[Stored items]
★ ★ ★ ★ ★
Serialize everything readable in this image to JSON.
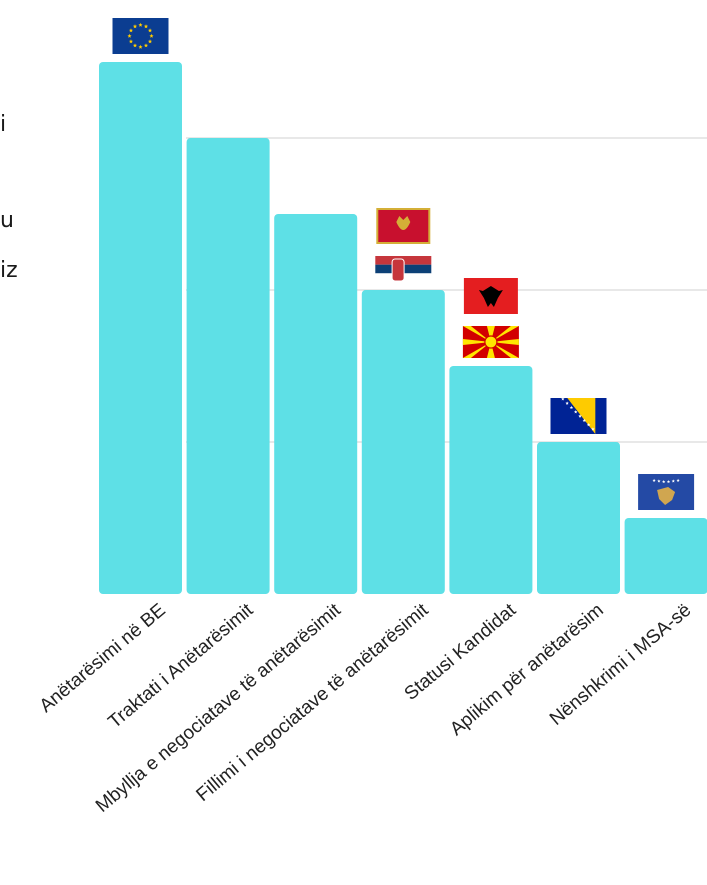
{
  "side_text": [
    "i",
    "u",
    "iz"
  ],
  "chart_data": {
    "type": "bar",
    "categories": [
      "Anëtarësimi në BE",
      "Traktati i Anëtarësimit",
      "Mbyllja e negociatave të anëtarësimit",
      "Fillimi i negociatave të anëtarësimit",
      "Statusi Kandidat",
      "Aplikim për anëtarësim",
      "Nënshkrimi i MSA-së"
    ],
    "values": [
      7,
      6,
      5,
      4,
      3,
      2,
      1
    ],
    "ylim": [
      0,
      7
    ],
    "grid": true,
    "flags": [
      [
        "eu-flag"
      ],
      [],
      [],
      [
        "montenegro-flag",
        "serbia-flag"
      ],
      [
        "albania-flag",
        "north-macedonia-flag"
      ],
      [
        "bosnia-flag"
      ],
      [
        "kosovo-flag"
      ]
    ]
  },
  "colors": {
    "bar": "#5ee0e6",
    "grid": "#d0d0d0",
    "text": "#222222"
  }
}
★ ★ ★ ★ ★
Task brief:
Can you retype every record above exactly, leaving out the pictures?

Written response:
Serialize everything readable in this image to JSON.
{
  "side_text": [
    "i",
    "u",
    "iz"
  ],
  "chart_data": {
    "type": "bar",
    "categories": [
      "Anëtarësimi në BE",
      "Traktati i Anëtarësimit",
      "Mbyllja e negociatave të anëtarësimit",
      "Fillimi i negociatave të anëtarësimit",
      "Statusi Kandidat",
      "Aplikim për anëtarësim",
      "Nënshkrimi i MSA-së"
    ],
    "values": [
      7,
      6,
      5,
      4,
      3,
      2,
      1
    ],
    "ylim": [
      0,
      7
    ],
    "grid": true,
    "flags": [
      [
        "eu-flag"
      ],
      [],
      [],
      [
        "montenegro-flag",
        "serbia-flag"
      ],
      [
        "albania-flag",
        "north-macedonia-flag"
      ],
      [
        "bosnia-flag"
      ],
      [
        "kosovo-flag"
      ]
    ]
  },
  "colors": {
    "bar": "#5ee0e6",
    "grid": "#d0d0d0",
    "text": "#222222"
  }
}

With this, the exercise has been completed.